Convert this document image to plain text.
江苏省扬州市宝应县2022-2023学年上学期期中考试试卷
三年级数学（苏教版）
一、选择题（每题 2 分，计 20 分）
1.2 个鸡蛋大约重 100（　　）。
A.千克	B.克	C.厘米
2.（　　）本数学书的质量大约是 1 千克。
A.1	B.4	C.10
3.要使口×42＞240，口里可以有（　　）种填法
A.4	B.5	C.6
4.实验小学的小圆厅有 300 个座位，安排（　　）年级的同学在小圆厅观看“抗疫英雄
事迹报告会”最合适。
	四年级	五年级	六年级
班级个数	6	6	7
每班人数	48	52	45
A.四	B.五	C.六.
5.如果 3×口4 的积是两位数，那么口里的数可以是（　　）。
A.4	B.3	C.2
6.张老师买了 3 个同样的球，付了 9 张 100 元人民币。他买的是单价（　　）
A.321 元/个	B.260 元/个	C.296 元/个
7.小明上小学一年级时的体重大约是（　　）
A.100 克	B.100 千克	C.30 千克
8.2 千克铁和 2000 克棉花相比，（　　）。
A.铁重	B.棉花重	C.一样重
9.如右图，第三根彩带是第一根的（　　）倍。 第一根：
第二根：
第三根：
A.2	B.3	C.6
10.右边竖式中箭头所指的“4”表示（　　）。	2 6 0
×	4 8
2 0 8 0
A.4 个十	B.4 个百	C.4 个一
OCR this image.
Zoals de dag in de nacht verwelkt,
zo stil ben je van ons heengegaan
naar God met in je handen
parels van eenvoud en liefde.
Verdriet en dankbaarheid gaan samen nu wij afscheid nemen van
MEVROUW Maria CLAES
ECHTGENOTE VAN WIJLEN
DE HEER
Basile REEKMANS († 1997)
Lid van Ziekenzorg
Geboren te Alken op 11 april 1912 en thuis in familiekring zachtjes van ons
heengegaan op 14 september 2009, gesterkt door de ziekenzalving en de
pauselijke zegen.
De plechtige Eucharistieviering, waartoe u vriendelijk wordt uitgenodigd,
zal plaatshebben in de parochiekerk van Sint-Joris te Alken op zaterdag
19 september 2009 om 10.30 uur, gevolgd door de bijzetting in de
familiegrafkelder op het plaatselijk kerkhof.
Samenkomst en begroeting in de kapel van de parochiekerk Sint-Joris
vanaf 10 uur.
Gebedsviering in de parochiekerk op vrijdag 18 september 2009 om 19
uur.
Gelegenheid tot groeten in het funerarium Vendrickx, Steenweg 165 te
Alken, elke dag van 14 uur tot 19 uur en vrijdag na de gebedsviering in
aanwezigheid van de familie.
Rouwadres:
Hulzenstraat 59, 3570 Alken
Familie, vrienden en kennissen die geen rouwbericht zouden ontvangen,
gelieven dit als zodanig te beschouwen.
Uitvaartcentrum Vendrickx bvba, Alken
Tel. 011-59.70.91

•••

**Given instruction**
List each line holding the string "parochiekerk".

**Response for this exercise**
zal plaatshebben in de parochiekerk van Sint-Joris te Alken op zaterdag
Samenkomst en begroeting in de kapel van de parochiekerk Sint-Joris
Gebedsviering in de parochiekerk op vrijdag 18 september 2009 om 19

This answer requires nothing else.